Stored data entries:
┄┄┄┄┄┄┄┄┄┄
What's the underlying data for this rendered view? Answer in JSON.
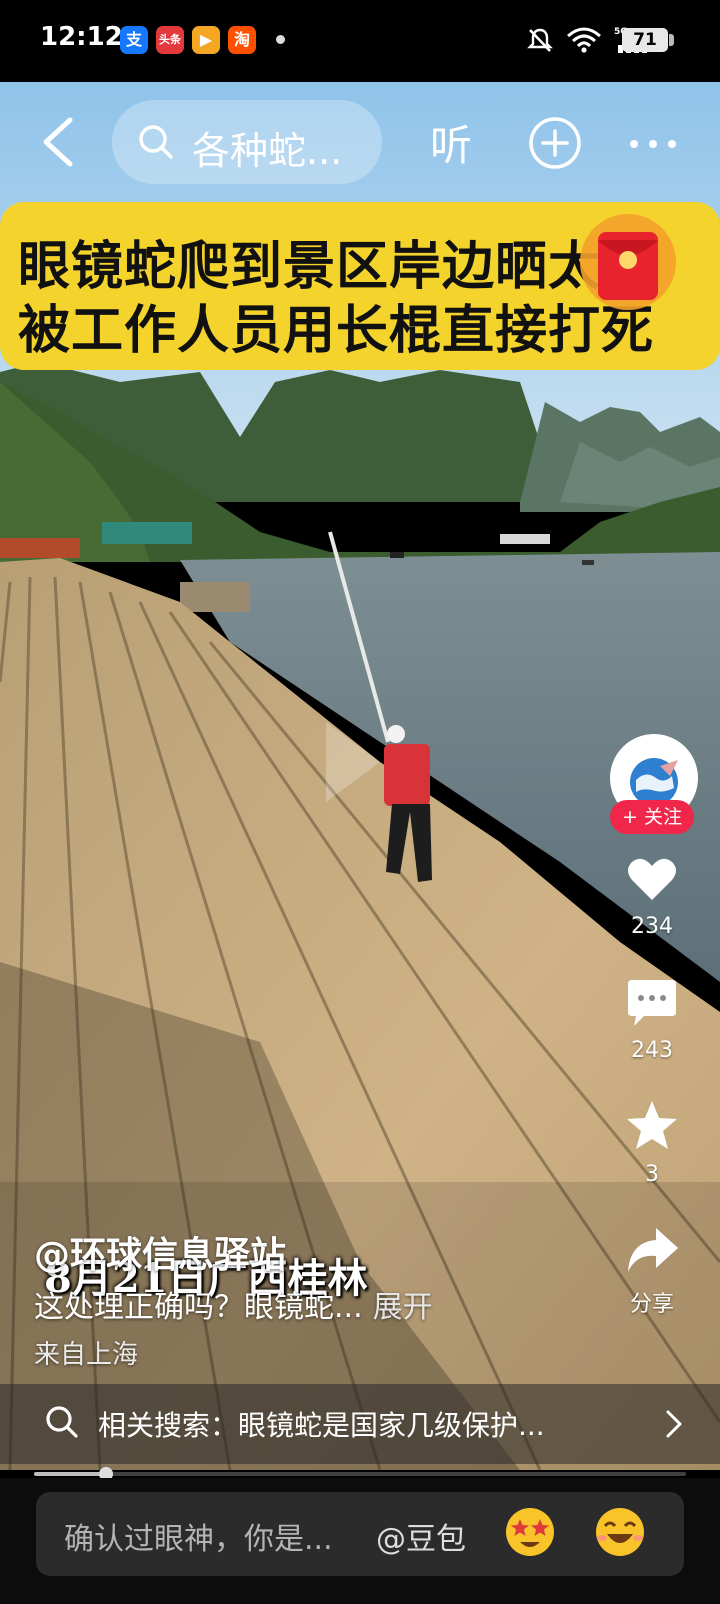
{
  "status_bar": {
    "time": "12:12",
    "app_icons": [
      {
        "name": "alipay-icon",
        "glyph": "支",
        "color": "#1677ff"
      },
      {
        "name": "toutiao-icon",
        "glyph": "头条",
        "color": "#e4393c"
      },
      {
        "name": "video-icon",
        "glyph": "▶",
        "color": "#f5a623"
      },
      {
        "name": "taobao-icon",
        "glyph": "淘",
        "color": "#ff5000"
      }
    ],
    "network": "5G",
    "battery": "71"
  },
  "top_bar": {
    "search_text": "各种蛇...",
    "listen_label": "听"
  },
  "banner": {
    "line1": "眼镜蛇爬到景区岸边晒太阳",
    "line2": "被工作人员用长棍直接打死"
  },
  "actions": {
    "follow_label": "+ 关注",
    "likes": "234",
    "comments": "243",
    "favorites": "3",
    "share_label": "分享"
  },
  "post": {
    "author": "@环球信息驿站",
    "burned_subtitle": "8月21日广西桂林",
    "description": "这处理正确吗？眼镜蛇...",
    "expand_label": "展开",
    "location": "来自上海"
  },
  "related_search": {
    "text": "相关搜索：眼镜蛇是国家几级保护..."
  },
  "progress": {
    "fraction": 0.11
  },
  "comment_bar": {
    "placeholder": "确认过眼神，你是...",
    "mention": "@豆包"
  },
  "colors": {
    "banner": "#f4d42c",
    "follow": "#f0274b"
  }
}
┄┄┄┄┄┄┄┄┄┄
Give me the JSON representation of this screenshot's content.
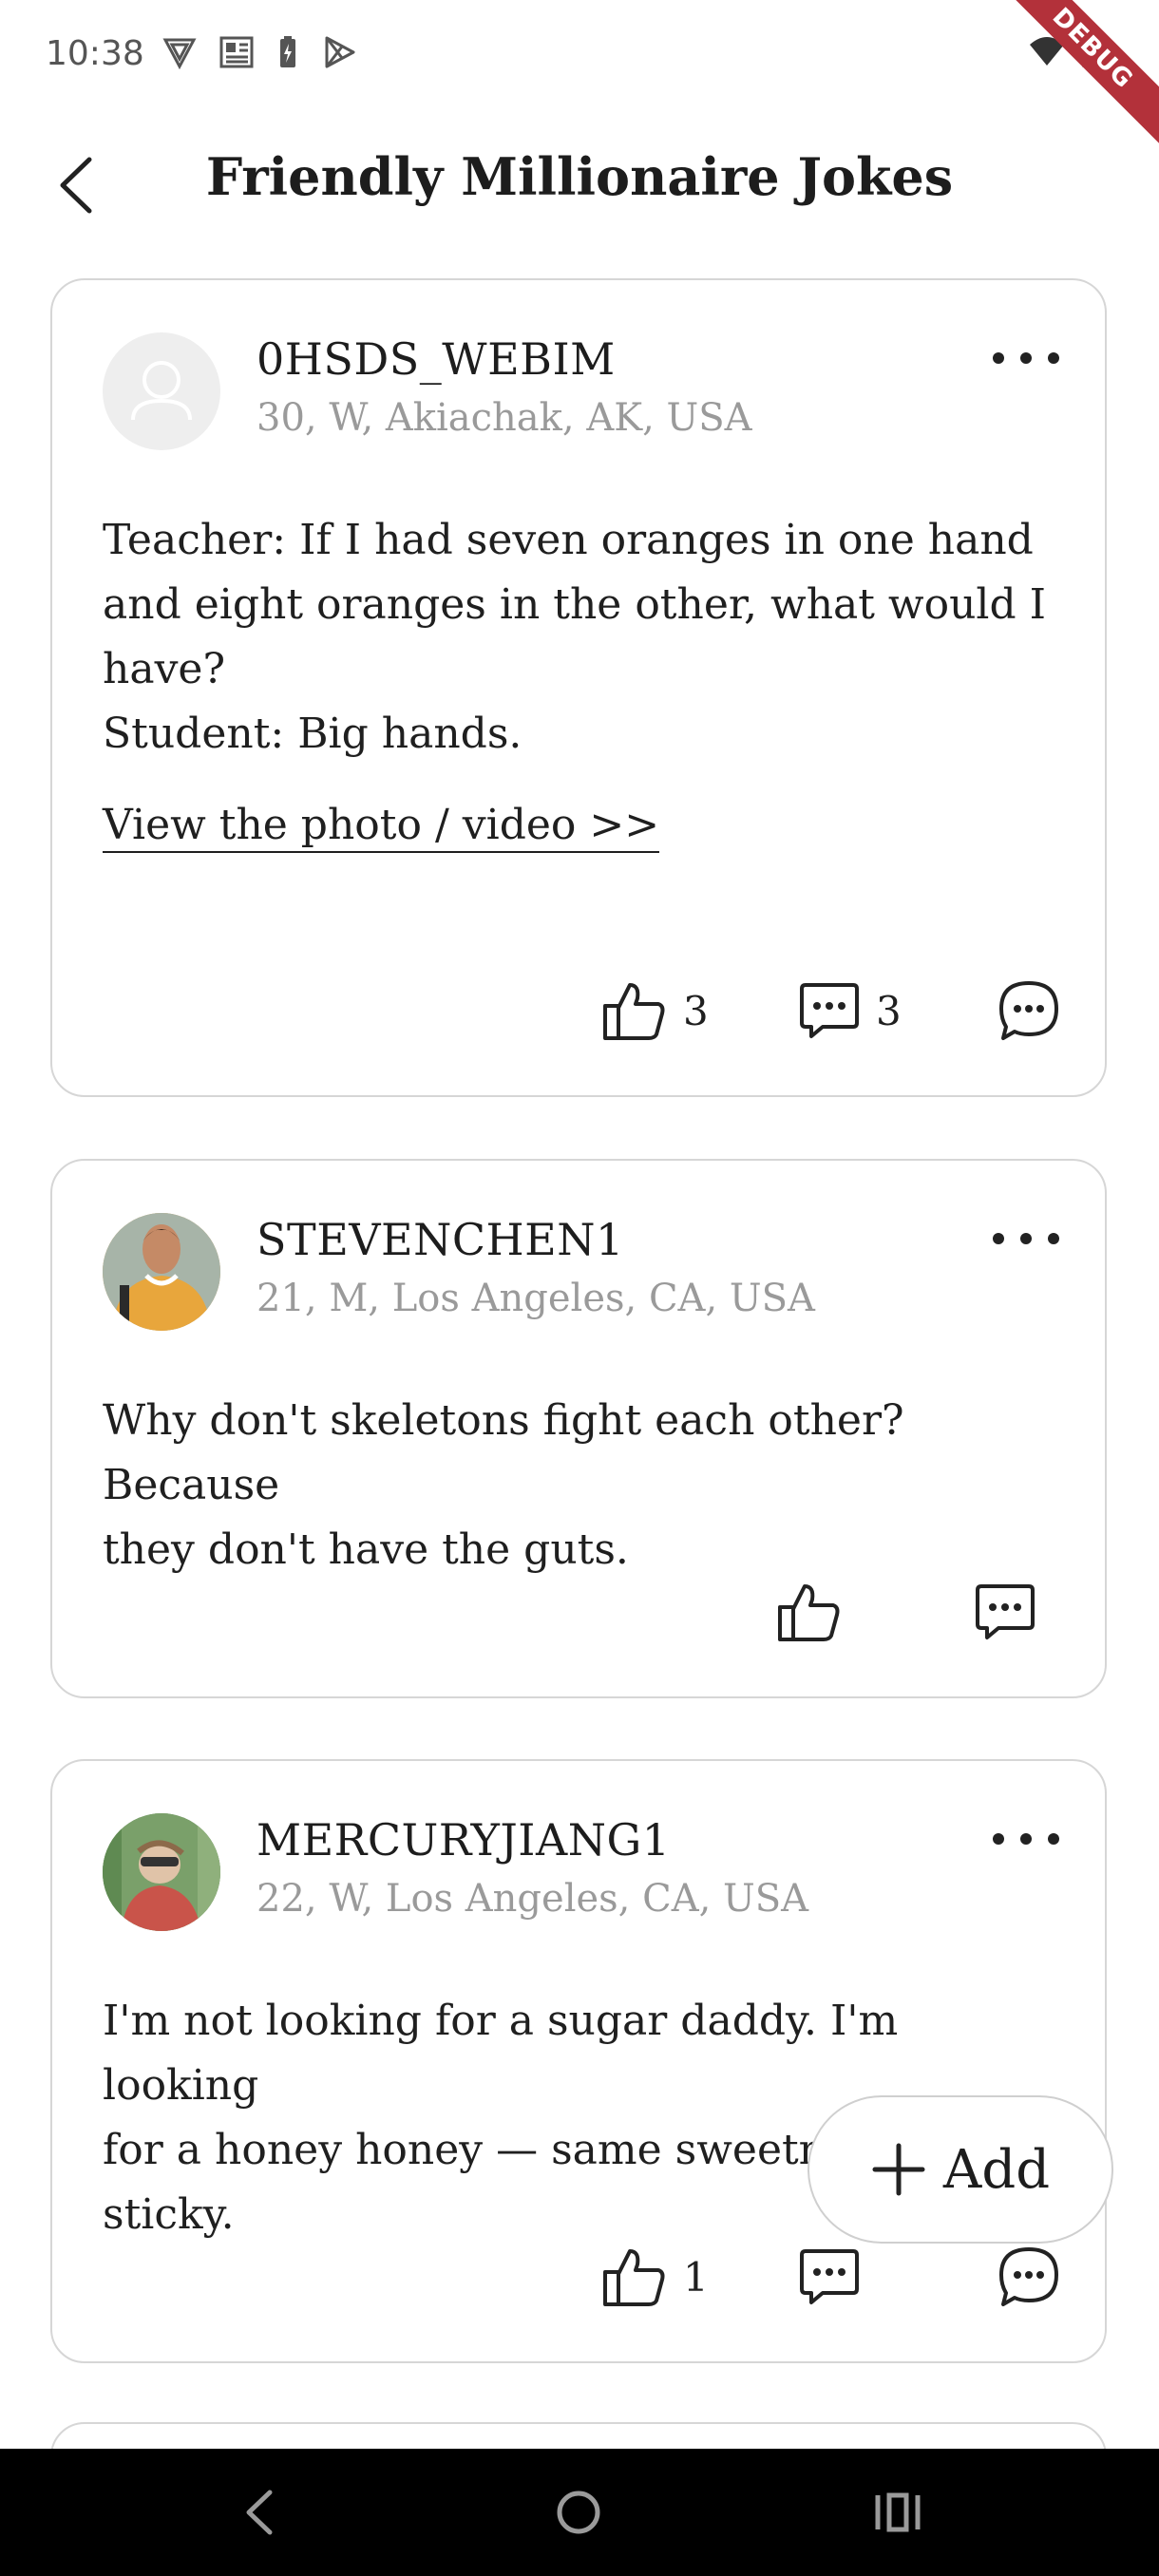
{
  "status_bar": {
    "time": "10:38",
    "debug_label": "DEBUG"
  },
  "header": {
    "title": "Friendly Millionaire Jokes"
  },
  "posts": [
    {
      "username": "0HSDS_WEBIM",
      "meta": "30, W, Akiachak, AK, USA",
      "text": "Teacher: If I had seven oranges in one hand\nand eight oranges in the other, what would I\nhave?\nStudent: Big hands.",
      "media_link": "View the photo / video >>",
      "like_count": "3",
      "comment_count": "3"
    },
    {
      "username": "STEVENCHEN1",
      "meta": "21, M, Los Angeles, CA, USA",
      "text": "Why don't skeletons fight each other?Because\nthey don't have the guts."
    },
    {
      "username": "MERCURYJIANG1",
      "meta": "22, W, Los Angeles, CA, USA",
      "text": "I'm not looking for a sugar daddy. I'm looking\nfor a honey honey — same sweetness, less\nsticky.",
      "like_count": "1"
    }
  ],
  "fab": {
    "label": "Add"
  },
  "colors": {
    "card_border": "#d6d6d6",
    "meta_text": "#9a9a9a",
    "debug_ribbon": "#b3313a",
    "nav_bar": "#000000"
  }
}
┄┄┄┄┄┄┄┄┄┄
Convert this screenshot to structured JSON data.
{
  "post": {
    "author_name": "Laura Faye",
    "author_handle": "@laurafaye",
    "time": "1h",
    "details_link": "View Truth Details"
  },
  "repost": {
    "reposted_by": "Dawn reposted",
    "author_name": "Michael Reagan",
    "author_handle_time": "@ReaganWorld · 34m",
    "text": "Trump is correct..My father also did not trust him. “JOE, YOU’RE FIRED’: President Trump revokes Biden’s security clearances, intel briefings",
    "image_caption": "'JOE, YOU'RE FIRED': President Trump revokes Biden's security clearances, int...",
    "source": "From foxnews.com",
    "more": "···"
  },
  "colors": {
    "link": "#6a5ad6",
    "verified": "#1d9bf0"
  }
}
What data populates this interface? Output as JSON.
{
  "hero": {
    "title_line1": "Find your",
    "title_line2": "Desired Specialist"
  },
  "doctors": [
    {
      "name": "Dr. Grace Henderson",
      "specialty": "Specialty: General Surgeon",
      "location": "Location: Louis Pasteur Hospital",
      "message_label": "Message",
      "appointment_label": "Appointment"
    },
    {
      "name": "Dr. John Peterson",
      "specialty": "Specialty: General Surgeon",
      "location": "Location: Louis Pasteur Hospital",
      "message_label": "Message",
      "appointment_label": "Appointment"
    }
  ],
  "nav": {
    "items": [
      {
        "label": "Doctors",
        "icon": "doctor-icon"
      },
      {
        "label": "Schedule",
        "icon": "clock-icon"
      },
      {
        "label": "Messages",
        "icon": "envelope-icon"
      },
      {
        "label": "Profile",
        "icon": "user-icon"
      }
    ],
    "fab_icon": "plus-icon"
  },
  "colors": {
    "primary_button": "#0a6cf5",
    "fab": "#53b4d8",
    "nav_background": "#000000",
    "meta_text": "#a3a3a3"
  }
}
┄┄┄┄┄┄┄┄┄┄
» PROBLEM TO WORK ON:
From the material above, copy each line that includes the word "Trump".

» EXERCISE RESPONSE:
    "text": "Trump is correct..My father also did not trust him. “JOE, YOU’RE FIRED’: President Trump revokes Biden’s security clearances, intel briefings",
    "image_caption": "'JOE, YOU'RE FIRED': President Trump revokes Biden's security clearances, int...",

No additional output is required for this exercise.